** BEGIN EXTRACTED DATA **

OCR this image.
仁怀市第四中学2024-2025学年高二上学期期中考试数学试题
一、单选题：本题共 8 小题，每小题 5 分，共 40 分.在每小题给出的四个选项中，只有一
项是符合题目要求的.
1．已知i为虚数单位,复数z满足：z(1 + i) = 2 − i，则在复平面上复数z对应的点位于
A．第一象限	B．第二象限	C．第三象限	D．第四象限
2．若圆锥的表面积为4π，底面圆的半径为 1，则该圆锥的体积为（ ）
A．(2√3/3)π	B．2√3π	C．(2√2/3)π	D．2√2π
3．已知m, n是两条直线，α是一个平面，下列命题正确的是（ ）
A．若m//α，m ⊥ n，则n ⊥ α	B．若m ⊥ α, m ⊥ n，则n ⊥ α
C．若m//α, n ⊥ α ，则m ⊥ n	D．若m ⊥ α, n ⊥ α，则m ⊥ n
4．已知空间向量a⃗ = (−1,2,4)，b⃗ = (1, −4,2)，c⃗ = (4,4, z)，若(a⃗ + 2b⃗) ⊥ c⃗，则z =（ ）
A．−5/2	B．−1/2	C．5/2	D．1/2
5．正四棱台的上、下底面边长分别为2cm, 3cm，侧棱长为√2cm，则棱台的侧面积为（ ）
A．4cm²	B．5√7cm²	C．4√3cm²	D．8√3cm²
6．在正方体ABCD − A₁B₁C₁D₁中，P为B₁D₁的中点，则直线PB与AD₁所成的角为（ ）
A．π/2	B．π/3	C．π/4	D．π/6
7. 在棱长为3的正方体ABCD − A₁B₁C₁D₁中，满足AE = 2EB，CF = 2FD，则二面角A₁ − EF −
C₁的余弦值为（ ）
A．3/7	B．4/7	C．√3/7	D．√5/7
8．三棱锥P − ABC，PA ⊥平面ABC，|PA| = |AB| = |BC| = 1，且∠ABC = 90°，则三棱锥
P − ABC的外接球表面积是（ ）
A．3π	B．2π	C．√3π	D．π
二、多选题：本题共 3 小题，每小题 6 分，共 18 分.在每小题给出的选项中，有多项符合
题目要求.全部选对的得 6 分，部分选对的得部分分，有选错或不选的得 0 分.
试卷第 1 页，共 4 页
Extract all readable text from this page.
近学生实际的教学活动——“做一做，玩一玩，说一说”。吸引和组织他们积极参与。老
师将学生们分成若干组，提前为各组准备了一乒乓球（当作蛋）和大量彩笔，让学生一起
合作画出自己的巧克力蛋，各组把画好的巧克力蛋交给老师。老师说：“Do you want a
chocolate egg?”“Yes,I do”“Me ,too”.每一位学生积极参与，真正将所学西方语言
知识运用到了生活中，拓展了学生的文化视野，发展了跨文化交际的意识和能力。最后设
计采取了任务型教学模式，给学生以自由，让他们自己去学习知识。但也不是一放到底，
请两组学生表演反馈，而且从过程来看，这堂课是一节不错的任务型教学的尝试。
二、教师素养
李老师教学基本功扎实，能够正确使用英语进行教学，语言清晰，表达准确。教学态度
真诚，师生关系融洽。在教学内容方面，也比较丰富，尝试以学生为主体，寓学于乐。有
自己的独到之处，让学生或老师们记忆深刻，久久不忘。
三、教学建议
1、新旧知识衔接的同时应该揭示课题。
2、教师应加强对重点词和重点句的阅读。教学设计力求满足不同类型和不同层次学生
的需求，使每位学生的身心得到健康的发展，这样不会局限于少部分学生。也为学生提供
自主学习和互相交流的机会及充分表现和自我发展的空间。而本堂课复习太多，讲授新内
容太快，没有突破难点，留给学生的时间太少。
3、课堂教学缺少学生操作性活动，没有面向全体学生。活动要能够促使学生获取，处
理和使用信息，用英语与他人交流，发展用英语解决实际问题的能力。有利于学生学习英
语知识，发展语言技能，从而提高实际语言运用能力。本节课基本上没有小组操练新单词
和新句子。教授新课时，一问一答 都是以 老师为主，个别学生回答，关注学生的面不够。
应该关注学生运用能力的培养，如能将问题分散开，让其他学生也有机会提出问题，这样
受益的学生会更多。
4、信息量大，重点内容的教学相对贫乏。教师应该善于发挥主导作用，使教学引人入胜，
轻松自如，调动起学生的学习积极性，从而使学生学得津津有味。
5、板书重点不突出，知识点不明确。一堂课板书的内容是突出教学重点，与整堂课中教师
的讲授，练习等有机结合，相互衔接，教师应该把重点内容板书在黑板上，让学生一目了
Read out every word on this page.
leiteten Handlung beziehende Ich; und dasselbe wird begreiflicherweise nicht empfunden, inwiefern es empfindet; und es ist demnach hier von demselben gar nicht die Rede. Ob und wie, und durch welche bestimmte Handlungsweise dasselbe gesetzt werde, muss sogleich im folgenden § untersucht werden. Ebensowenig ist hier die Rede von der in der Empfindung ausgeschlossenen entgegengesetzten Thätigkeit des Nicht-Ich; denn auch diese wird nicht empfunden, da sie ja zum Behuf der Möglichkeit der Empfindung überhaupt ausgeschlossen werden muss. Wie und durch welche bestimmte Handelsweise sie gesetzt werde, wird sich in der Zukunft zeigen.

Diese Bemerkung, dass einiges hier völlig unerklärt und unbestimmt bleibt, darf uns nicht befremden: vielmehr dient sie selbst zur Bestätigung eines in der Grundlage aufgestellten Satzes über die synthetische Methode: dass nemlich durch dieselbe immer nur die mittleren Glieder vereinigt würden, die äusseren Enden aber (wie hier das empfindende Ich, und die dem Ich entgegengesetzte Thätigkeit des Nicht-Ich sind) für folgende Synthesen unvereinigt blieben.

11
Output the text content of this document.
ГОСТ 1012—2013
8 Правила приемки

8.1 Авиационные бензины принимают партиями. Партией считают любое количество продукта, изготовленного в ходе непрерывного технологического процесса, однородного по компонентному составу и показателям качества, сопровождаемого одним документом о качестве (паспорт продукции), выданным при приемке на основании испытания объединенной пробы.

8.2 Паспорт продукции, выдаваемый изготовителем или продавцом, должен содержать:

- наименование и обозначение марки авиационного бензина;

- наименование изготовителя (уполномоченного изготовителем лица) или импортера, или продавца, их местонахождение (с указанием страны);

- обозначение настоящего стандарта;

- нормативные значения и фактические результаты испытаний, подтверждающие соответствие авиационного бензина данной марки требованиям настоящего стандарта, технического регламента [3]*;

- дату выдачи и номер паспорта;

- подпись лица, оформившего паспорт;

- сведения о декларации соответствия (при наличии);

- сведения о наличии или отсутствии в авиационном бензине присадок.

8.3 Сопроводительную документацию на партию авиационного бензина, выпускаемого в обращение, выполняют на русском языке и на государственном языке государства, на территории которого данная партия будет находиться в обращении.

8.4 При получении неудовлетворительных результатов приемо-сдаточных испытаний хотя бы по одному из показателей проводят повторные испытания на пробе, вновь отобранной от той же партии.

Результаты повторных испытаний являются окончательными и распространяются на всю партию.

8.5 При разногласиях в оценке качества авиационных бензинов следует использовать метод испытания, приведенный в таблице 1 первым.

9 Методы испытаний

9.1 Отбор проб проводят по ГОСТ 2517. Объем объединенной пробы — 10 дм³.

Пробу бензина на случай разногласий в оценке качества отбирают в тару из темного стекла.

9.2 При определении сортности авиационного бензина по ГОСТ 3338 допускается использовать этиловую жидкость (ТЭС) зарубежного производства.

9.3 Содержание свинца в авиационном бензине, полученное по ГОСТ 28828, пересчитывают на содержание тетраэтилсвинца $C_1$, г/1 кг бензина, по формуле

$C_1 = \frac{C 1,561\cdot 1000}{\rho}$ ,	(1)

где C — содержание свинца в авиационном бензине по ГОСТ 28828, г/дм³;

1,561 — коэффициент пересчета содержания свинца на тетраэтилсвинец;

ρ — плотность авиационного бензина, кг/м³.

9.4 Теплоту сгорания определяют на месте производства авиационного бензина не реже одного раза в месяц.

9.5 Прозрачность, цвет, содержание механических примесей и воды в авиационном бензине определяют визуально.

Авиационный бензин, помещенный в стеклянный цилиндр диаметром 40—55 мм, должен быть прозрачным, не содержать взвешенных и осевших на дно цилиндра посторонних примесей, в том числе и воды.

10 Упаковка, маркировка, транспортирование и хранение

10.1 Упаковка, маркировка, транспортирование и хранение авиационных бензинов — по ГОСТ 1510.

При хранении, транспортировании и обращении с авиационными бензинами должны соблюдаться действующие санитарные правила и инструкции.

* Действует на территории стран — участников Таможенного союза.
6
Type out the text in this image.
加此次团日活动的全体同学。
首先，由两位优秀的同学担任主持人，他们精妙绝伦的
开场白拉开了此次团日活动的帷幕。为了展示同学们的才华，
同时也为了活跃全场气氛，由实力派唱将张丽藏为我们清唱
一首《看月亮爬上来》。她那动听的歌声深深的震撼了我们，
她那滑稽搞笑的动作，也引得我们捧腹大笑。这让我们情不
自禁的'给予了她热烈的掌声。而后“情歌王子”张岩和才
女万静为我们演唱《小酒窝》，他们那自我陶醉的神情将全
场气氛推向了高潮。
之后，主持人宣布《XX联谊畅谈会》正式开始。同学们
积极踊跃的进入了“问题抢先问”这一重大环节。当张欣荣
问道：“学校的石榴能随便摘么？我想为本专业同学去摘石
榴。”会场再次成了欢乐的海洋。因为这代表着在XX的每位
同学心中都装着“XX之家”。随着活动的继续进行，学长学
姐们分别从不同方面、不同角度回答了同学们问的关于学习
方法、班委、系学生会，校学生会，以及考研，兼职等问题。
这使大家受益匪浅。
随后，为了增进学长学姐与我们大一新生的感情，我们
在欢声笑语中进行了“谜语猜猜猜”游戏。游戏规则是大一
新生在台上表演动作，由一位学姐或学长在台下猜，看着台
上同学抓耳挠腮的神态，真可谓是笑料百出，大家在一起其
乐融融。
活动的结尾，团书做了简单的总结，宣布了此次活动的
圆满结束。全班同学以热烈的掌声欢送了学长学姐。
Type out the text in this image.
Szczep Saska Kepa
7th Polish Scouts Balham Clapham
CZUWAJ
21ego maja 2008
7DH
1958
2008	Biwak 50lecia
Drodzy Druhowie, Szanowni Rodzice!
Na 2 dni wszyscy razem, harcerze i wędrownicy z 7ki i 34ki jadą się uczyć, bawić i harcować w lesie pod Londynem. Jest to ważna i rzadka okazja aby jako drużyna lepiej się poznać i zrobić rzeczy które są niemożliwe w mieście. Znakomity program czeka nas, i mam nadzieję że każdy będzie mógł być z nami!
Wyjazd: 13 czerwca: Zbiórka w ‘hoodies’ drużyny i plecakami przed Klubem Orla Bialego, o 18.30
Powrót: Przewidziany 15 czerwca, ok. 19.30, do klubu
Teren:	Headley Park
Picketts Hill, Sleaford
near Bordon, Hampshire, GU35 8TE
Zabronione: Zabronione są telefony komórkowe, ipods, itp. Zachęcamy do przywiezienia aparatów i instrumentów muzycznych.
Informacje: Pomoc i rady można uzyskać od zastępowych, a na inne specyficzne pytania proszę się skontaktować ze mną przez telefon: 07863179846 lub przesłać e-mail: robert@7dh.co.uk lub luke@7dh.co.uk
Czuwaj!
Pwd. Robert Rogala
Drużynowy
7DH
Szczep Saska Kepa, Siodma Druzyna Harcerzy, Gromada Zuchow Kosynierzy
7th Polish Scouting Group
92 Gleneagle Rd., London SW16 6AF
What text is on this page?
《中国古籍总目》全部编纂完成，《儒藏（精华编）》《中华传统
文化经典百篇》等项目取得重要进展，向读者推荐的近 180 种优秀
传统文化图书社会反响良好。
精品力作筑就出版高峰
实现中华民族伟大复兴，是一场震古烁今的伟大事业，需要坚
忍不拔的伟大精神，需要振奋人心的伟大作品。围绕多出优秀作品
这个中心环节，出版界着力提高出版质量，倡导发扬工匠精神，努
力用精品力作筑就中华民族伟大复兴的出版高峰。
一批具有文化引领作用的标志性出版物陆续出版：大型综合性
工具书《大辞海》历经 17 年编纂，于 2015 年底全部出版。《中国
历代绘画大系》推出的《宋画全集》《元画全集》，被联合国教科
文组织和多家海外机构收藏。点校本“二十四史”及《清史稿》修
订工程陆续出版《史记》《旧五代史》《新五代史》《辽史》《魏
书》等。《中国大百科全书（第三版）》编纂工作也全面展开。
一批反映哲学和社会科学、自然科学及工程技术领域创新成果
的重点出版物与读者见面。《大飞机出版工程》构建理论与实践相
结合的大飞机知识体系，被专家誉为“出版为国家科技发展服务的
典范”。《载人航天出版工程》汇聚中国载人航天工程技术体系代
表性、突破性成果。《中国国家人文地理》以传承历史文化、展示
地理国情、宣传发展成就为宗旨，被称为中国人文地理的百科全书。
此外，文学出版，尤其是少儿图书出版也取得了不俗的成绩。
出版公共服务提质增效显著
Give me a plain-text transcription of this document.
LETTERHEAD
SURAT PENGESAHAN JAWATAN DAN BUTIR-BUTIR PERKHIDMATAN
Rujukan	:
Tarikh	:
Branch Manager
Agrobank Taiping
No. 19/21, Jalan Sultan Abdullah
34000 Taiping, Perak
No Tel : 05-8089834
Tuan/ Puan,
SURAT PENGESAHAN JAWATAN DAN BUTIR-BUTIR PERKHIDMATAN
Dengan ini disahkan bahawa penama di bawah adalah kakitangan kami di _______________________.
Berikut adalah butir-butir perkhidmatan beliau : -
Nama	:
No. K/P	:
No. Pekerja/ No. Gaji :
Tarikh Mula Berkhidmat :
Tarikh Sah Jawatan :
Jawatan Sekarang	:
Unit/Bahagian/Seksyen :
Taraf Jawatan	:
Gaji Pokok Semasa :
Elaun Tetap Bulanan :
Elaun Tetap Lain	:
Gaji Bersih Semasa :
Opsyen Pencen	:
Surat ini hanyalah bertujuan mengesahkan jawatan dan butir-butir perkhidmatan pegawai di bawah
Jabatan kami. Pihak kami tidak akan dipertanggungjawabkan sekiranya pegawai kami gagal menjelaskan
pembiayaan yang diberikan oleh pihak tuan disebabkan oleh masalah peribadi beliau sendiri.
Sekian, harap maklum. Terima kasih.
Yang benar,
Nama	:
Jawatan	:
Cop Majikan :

** END EXTRACTED DATA **

Copy each line holding the word "document" from the listing above.

◆ RESULT OF THIS EXERCISE:
Output the text content of this document.
Give me a plain-text transcription of this document.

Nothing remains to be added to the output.